CHICAGO — Investors filled up on shares of GrubHub in the company's first day of trading.
GrubHub shares rose as high as $40.80 on Friday and ended up 31%, at $34. The Chicago company's gains came even as the overall stock market fell, with the Dow Jones industrial average, the Standard & Poor's 500 index and the Nasdaq composite all posting declines.
At $34 a share, the online food ordering service is worth about $2.67 billion, or roughly half as much as Groupon Inc., the Chicago daily deals company. Groupon's shares have tumbled since their 2011 debut, when they also soared 31% in their first day of trading.
GrubHub coordinates takeout and delivery orders for thousands of independent restaurants. Now, with the proceeds from its IPO, GrubHub needs to prove that it has the long-term growth that investors crave.
Matt Maloney, GrubHub's chief executive and co-founder, said the company will try to grab a bigger portion of the estimated $70 billion that people spend annually on pickup and delivery. More of that spending is moving online, "and we've seen it for the past few years in our growth numbers," Maloney said. GrubHub also aims to bring out new products that drive more diners to use its services.

DATA SECTION:
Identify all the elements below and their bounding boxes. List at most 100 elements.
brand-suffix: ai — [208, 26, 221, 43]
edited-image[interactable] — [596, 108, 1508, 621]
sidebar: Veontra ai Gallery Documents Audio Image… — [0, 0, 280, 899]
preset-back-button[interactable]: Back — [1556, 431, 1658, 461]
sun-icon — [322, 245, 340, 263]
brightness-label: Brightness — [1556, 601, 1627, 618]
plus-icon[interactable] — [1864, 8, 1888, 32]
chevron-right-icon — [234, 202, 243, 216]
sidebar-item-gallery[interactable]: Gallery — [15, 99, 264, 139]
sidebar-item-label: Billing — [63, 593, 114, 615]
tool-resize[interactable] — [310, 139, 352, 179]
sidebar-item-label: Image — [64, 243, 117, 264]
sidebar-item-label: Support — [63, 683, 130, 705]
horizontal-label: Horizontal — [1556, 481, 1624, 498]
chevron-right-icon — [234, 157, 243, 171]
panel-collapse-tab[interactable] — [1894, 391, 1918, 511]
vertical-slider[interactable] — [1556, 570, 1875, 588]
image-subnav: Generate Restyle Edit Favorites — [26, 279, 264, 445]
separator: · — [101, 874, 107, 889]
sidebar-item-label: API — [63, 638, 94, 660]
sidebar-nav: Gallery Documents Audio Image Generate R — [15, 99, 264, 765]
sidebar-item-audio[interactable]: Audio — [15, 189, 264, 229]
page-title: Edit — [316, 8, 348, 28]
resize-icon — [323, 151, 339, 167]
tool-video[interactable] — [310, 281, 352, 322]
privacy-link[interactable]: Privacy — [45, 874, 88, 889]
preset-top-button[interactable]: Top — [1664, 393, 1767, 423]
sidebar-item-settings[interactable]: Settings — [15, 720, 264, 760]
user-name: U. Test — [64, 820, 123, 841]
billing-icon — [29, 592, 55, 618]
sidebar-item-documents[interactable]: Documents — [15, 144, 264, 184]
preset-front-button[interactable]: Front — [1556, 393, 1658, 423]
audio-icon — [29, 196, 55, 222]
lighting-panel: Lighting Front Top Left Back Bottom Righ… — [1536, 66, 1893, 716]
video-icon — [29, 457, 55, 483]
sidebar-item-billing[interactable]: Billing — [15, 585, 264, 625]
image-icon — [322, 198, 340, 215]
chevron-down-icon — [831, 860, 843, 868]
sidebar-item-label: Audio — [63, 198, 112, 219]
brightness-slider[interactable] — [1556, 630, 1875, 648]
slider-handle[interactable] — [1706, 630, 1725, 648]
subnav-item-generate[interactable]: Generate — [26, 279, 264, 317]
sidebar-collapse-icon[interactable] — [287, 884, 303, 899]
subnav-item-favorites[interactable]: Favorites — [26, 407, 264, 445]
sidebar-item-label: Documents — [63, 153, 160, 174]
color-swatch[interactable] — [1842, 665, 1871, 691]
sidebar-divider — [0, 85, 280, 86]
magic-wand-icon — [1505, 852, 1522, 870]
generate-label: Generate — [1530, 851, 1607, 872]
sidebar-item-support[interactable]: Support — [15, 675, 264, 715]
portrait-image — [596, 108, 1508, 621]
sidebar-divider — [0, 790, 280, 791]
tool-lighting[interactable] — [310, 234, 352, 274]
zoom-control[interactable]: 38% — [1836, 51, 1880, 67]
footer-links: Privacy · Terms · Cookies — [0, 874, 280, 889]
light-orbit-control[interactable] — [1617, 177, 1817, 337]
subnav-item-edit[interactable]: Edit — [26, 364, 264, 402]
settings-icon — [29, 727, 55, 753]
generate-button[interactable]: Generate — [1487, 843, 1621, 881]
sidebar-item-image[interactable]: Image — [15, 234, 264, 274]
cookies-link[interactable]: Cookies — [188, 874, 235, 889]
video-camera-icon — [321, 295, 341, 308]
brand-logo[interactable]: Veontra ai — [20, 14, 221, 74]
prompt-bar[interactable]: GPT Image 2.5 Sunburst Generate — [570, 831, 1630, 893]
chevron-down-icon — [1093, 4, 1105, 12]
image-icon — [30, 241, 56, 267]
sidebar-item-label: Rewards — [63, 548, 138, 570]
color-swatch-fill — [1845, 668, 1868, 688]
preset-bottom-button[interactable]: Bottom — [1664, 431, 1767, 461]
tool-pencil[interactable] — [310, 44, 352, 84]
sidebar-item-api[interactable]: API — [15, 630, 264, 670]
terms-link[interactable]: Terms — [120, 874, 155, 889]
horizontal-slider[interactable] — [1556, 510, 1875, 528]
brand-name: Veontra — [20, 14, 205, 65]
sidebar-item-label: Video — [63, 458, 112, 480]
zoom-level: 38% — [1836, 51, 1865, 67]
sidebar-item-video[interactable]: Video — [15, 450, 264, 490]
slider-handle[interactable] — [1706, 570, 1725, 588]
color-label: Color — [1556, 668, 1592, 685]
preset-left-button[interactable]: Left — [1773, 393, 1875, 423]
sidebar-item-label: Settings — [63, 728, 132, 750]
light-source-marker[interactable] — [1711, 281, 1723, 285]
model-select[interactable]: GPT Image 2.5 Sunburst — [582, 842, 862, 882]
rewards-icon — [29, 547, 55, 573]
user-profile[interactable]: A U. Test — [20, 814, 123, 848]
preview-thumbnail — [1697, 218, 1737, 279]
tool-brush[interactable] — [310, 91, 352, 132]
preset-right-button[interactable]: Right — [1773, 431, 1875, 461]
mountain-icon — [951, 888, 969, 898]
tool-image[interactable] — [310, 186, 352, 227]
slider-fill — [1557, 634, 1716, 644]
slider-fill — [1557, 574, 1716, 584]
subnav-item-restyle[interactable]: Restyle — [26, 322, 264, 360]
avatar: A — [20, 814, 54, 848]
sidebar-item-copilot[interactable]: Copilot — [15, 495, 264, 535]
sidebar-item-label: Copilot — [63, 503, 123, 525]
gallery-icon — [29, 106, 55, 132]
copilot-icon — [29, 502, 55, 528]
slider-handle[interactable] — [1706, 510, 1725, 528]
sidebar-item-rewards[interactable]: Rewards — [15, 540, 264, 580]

WHAT IS BEING ASKED: Reproduce everything in the GrubHub article above from "GrubHub coordinates takeout" down to "use its services.", unchanged.

PROBLEM SOLUTION:
GrubHub coordinates takeout and delivery orders for thousands of independent restaurants. Now, with the proceeds from its IPO, GrubHub needs to prove that it has the long-term growth that investors crave.
Matt Maloney, GrubHub's chief executive and co-founder, said the company will try to grab a bigger portion of the estimated $70 billion that people spend annually on pickup and delivery. More of that spending is moving online, "and we've seen it for the past few years in our growth numbers," Maloney said. GrubHub also aims to bring out new products that drive more diners to use its services.